━━ Given data

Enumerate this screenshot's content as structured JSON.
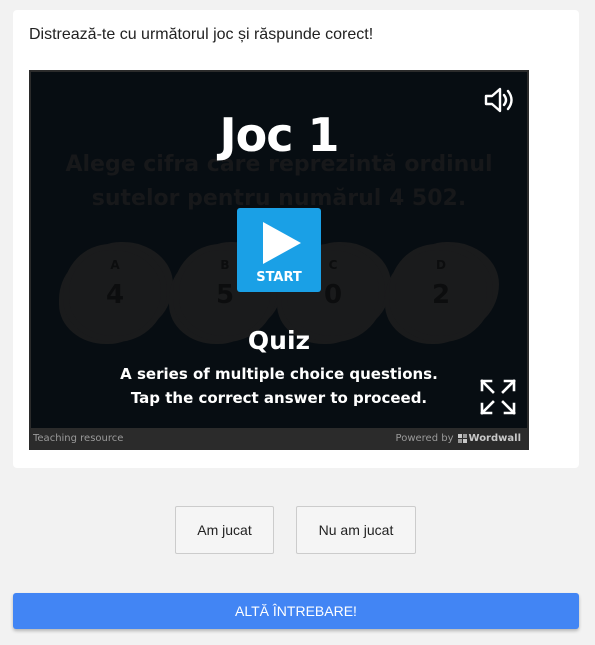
{
  "intro_text": "Distrează-te cu următorul joc și răspunde corect!",
  "game": {
    "title": "Joc 1",
    "background_question_line1": "Alege cifra care reprezintă ordinul",
    "background_question_line2": "sutelor pentru numărul 4 502.",
    "options": [
      {
        "letter": "A",
        "value": "4"
      },
      {
        "letter": "B",
        "value": "5"
      },
      {
        "letter": "C",
        "value": "0"
      },
      {
        "letter": "D",
        "value": "2"
      }
    ],
    "start_label": "START",
    "template_name": "Quiz",
    "description_line1": "A series of multiple choice questions.",
    "description_line2": "Tap the correct answer to proceed.",
    "footer_left": "Teaching resource",
    "footer_powered": "Powered by",
    "footer_brand": "Wordwall",
    "icons": {
      "sound": "speaker-volume-icon",
      "fullscreen": "fullscreen-expand-icon",
      "start": "play-icon"
    }
  },
  "buttons": {
    "played": "Am jucat",
    "not_played": "Nu am jucat",
    "next_question": "ALTĂ ÎNTREBARE!"
  },
  "colors": {
    "start_button": "#1aa0e6",
    "next_button": "#4285f4",
    "game_background": "#070d12",
    "page_background": "#f2f2f2"
  }
}
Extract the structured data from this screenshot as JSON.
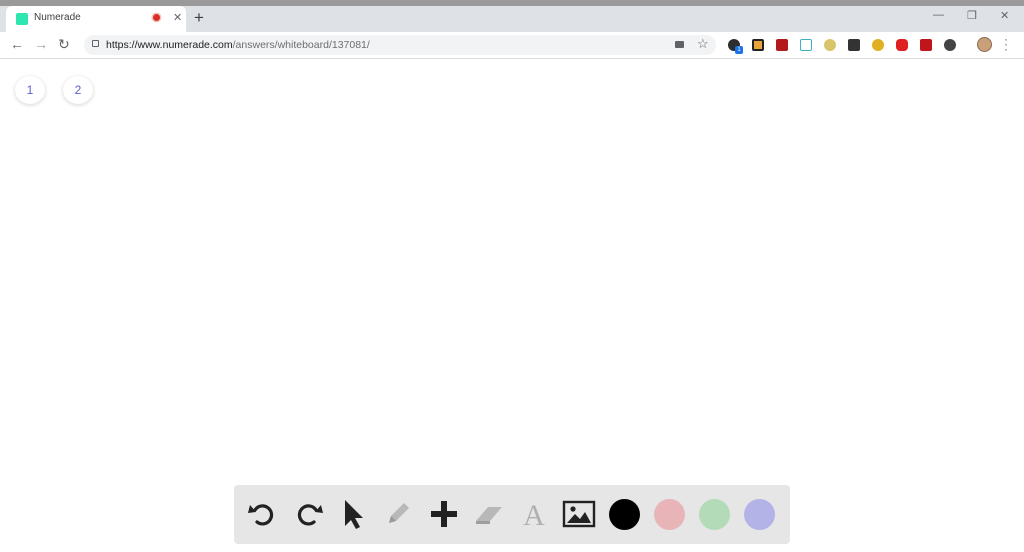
{
  "browser": {
    "tab_title": "Numerade",
    "new_tab_glyph": "+",
    "url_host": "https://www.numerade.com",
    "url_path": "/answers/whiteboard/137081/",
    "extension_badge": "1"
  },
  "whiteboard": {
    "pages": [
      "1",
      "2"
    ],
    "page_color": "#5a5fd0",
    "tools": [
      {
        "name": "undo-icon"
      },
      {
        "name": "redo-icon"
      },
      {
        "name": "pointer-icon"
      },
      {
        "name": "pencil-icon"
      },
      {
        "name": "plus-icon"
      },
      {
        "name": "eraser-icon"
      },
      {
        "name": "text-icon",
        "glyph": "A"
      },
      {
        "name": "image-icon"
      }
    ],
    "colors": [
      "#000000",
      "#e8b4b8",
      "#b4dbb8",
      "#b3b3e8"
    ]
  }
}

━━━━

## Objective
Work out how many lines in the records above contain the word "this", and give only that number.

## The answer
2